— START Items —

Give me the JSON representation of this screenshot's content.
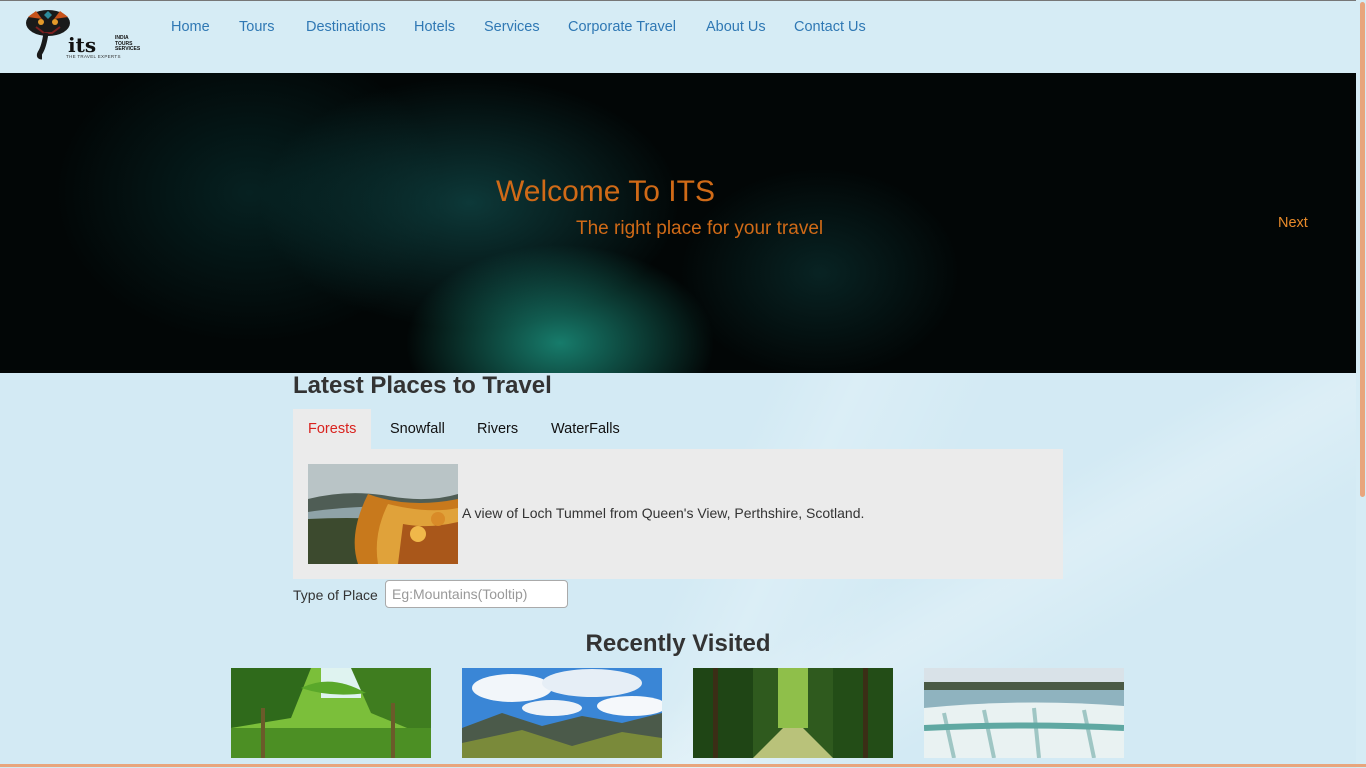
{
  "logo": {
    "brand": "its",
    "brand_sub": [
      "INDIA",
      "TOURS",
      "SERVICES"
    ],
    "tagline": "THE TRAVEL EXPERTS"
  },
  "nav": [
    {
      "label": "Home"
    },
    {
      "label": "Tours"
    },
    {
      "label": "Destinations"
    },
    {
      "label": "Hotels"
    },
    {
      "label": "Services"
    },
    {
      "label": "Corporate Travel"
    },
    {
      "label": "About Us"
    },
    {
      "label": "Contact Us"
    }
  ],
  "hero": {
    "title": "Welcome To ITS",
    "subtitle": "The right place for your travel",
    "next_label": "Next"
  },
  "latest": {
    "title": "Latest Places to Travel",
    "tabs": [
      {
        "label": "Forests"
      },
      {
        "label": "Snowfall"
      },
      {
        "label": "Rivers"
      },
      {
        "label": "WaterFalls"
      }
    ],
    "active_tab": "Forests",
    "caption": "A view of Loch Tummel from Queen's View, Perthshire, Scotland."
  },
  "search": {
    "label": "Type of Place",
    "placeholder": "Eg:Mountains(Tooltip)",
    "value": ""
  },
  "recent": {
    "title": "Recently Visited"
  },
  "colors": {
    "page_bg": "#d3eaf4",
    "accent_orange": "#d06a17",
    "nav_link": "#2f78b4",
    "active_tab_text": "#d9231f"
  }
}
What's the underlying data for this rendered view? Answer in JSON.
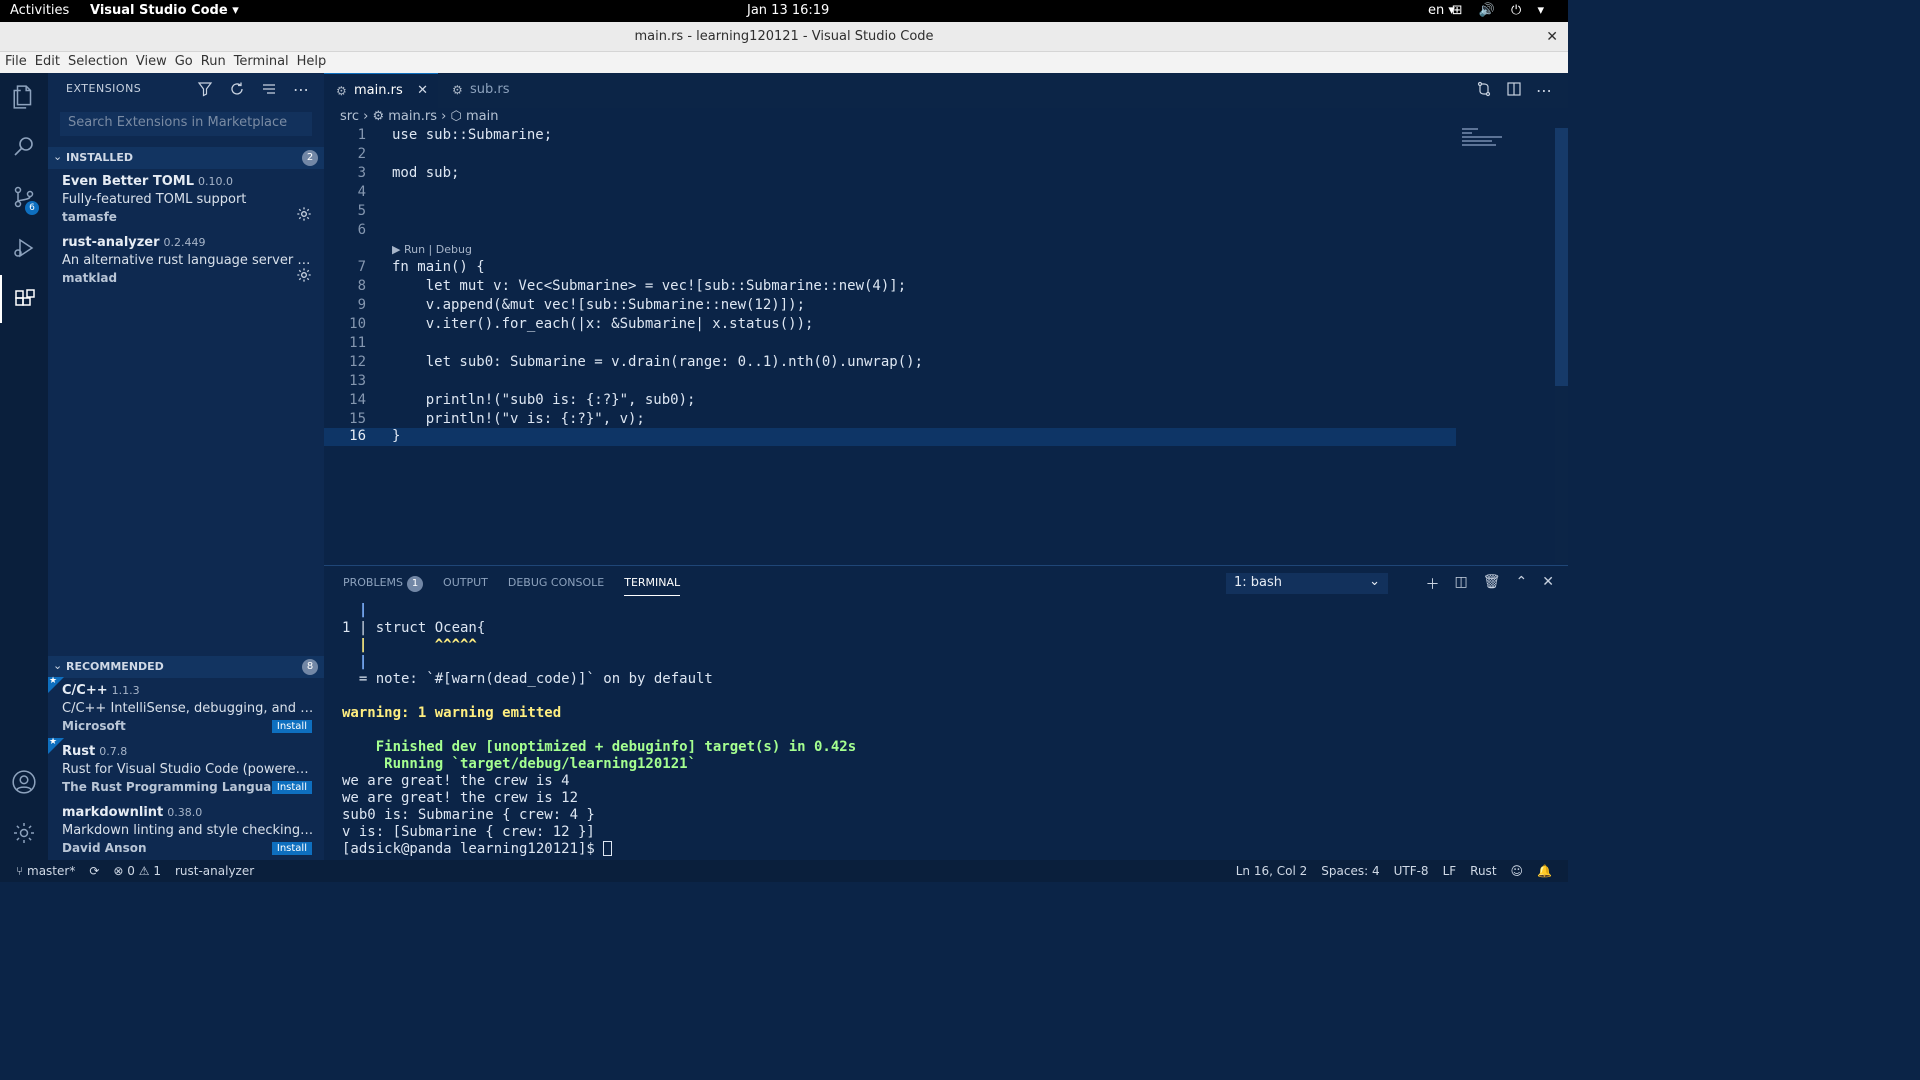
{
  "topbar": {
    "activities": "Activities",
    "app": "Visual Studio Code ▾",
    "clock": "Jan 13  16:19",
    "lang": "en ▾",
    "tray": "⊞ 🔊 ⏻ ▾"
  },
  "window": {
    "title": "main.rs - learning120121 - Visual Studio Code",
    "close": "✕"
  },
  "menu": [
    "File",
    "Edit",
    "Selection",
    "View",
    "Go",
    "Run",
    "Terminal",
    "Help"
  ],
  "activity": {
    "scm_badge": "6"
  },
  "sidebar": {
    "title": "EXTENSIONS",
    "search_placeholder": "Search Extensions in Marketplace",
    "installed": {
      "header": "INSTALLED",
      "count": "2",
      "items": [
        {
          "name": "Even Better TOML",
          "version": "0.10.0",
          "desc": "Fully-featured TOML support",
          "publisher": "tamasfe"
        },
        {
          "name": "rust-analyzer",
          "version": "0.2.449",
          "desc": "An alternative rust language server to the Rust RLS",
          "publisher": "matklad"
        }
      ]
    },
    "recommended": {
      "header": "RECOMMENDED",
      "count": "8",
      "items": [
        {
          "name": "C/C++",
          "version": "1.1.3",
          "desc": "C/C++ IntelliSense, debugging, and code browsing.",
          "publisher": "Microsoft",
          "action": "Install"
        },
        {
          "name": "Rust",
          "version": "0.7.8",
          "desc": "Rust for Visual Studio Code (powered by Rust Language Server)",
          "publisher": "The Rust Programming Language",
          "action": "Install"
        },
        {
          "name": "markdownlint",
          "version": "0.38.0",
          "desc": "Markdown linting and style checking for Visual Studio Code",
          "publisher": "David Anson",
          "action": "Install"
        }
      ]
    }
  },
  "tabs": [
    {
      "label": "main.rs",
      "icon": "rs",
      "close": "✕"
    },
    {
      "label": "sub.rs",
      "icon": "rs"
    }
  ],
  "breadcrumb": {
    "folder": "src",
    "file": "main.rs",
    "symbol": "main"
  },
  "codelens": "▶ Run | Debug",
  "code_lines": [
    "use sub::Submarine;",
    "",
    "mod sub;",
    "",
    "",
    "",
    "fn main() {",
    "    let mut v: Vec<Submarine> = vec![sub::Submarine::new(4)];",
    "    v.append(&mut vec![sub::Submarine::new(12)]);",
    "    v.iter().for_each(|x: &Submarine| x.status());",
    "",
    "    let sub0: Submarine = v.drain(range: 0..1).nth(0).unwrap();",
    "",
    "    println!(\"sub0 is: {:?}\", sub0);",
    "    println!(\"v is: {:?}\", v);",
    "}"
  ],
  "panel": {
    "tabs": [
      {
        "label": "PROBLEMS",
        "badge": "1"
      },
      {
        "label": "OUTPUT"
      },
      {
        "label": "DEBUG CONSOLE"
      },
      {
        "label": "TERMINAL"
      }
    ],
    "shell": "1: bash",
    "terminal": [
      "  |",
      "1 | struct Ocean{",
      "  |        ^^^^^",
      "  |",
      "  = note: `#[warn(dead_code)]` on by default",
      "",
      "warning: 1 warning emitted",
      "",
      "    Finished dev [unoptimized + debuginfo] target(s) in 0.42s",
      "     Running `target/debug/learning120121`",
      "we are great! the crew is 4",
      "we are great! the crew is 12",
      "sub0 is: Submarine { crew: 4 }",
      "v is: [Submarine { crew: 12 }]",
      "[adsick@panda learning120121]$ "
    ]
  },
  "status": {
    "branch": "master*",
    "errors": "⊗ 0",
    "warnings": "⚠ 1",
    "lsp": "rust-analyzer",
    "position": "Ln 16, Col 2",
    "spaces": "Spaces: 4",
    "encoding": "UTF-8",
    "eol": "LF",
    "language": "Rust"
  }
}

— END Items —

[Given instruction]
Retype each line of the listing above word for word. Exclude the pictures.

[Task output]
Give me the JSON representation of this screenshot's content.
{
  "logo": {
    "brand": "its",
    "brand_sub": [
      "INDIA",
      "TOURS",
      "SERVICES"
    ],
    "tagline": "THE TRAVEL EXPERTS"
  },
  "nav": [
    {
      "label": "Home"
    },
    {
      "label": "Tours"
    },
    {
      "label": "Destinations"
    },
    {
      "label": "Hotels"
    },
    {
      "label": "Services"
    },
    {
      "label": "Corporate Travel"
    },
    {
      "label": "About Us"
    },
    {
      "label": "Contact Us"
    }
  ],
  "hero": {
    "title": "Welcome To ITS",
    "subtitle": "The right place for your travel",
    "next_label": "Next"
  },
  "latest": {
    "title": "Latest Places to Travel",
    "tabs": [
      {
        "label": "Forests"
      },
      {
        "label": "Snowfall"
      },
      {
        "label": "Rivers"
      },
      {
        "label": "WaterFalls"
      }
    ],
    "active_tab": "Forests",
    "caption": "A view of Loch Tummel from Queen's View, Perthshire, Scotland."
  },
  "search": {
    "label": "Type of Place",
    "placeholder": "Eg:Mountains(Tooltip)",
    "value": ""
  },
  "recent": {
    "title": "Recently Visited"
  },
  "colors": {
    "page_bg": "#d3eaf4",
    "accent_orange": "#d06a17",
    "nav_link": "#2f78b4",
    "active_tab_text": "#d9231f"
  }
}
What's the underlying data for this rendered view? Answer in JSON.
{
  "topbar": {
    "activities": "Activities",
    "app": "Visual Studio Code ▾",
    "clock": "Jan 13  16:19",
    "lang": "en ▾",
    "tray": "⊞ 🔊 ⏻ ▾"
  },
  "window": {
    "title": "main.rs - learning120121 - Visual Studio Code",
    "close": "✕"
  },
  "menu": [
    "File",
    "Edit",
    "Selection",
    "View",
    "Go",
    "Run",
    "Terminal",
    "Help"
  ],
  "activity": {
    "scm_badge": "6"
  },
  "sidebar": {
    "title": "EXTENSIONS",
    "search_placeholder": "Search Extensions in Marketplace",
    "installed": {
      "header": "INSTALLED",
      "count": "2",
      "items": [
        {
          "name": "Even Better TOML",
          "version": "0.10.0",
          "desc": "Fully-featured TOML support",
          "publisher": "tamasfe"
        },
        {
          "name": "rust-analyzer",
          "version": "0.2.449",
          "desc": "An alternative rust language server to the Rust RLS",
          "publisher": "matklad"
        }
      ]
    },
    "recommended": {
      "header": "RECOMMENDED",
      "count": "8",
      "items": [
        {
          "name": "C/C++",
          "version": "1.1.3",
          "desc": "C/C++ IntelliSense, debugging, and code browsing.",
          "publisher": "Microsoft",
          "action": "Install"
        },
        {
          "name": "Rust",
          "version": "0.7.8",
          "desc": "Rust for Visual Studio Code (powered by Rust Language Server)",
          "publisher": "The Rust Programming Language",
          "action": "Install"
        },
        {
          "name": "markdownlint",
          "version": "0.38.0",
          "desc": "Markdown linting and style checking for Visual Studio Code",
          "publisher": "David Anson",
          "action": "Install"
        }
      ]
    }
  },
  "tabs": [
    {
      "label": "main.rs",
      "icon": "rs",
      "close": "✕"
    },
    {
      "label": "sub.rs",
      "icon": "rs"
    }
  ],
  "breadcrumb": {
    "folder": "src",
    "file": "main.rs",
    "symbol": "main"
  },
  "codelens": "▶ Run | Debug",
  "code_lines": [
    "use sub::Submarine;",
    "",
    "mod sub;",
    "",
    "",
    "",
    "fn main() {",
    "    let mut v: Vec<Submarine> = vec![sub::Submarine::new(4)];",
    "    v.append(&mut vec![sub::Submarine::new(12)]);",
    "    v.iter().for_each(|x: &Submarine| x.status());",
    "",
    "    let sub0: Submarine = v.drain(range: 0..1).nth(0).unwrap();",
    "",
    "    println!(\"sub0 is: {:?}\", sub0);",
    "    println!(\"v is: {:?}\", v);",
    "}"
  ],
  "panel": {
    "tabs": [
      {
        "label": "PROBLEMS",
        "badge": "1"
      },
      {
        "label": "OUTPUT"
      },
      {
        "label": "DEBUG CONSOLE"
      },
      {
        "label": "TERMINAL"
      }
    ],
    "shell": "1: bash",
    "terminal": [
      "  |",
      "1 | struct Ocean{",
      "  |        ^^^^^",
      "  |",
      "  = note: `#[warn(dead_code)]` on by default",
      "",
      "warning: 1 warning emitted",
      "",
      "    Finished dev [unoptimized + debuginfo] target(s) in 0.42s",
      "     Running `target/debug/learning120121`",
      "we are great! the crew is 4",
      "we are great! the crew is 12",
      "sub0 is: Submarine { crew: 4 }",
      "v is: [Submarine { crew: 12 }]",
      "[adsick@panda learning120121]$ "
    ]
  },
  "status": {
    "branch": "master*",
    "errors": "⊗ 0",
    "warnings": "⚠ 1",
    "lsp": "rust-analyzer",
    "position": "Ln 16, Col 2",
    "spaces": "Spaces: 4",
    "encoding": "UTF-8",
    "eol": "LF",
    "language": "Rust"
  }
}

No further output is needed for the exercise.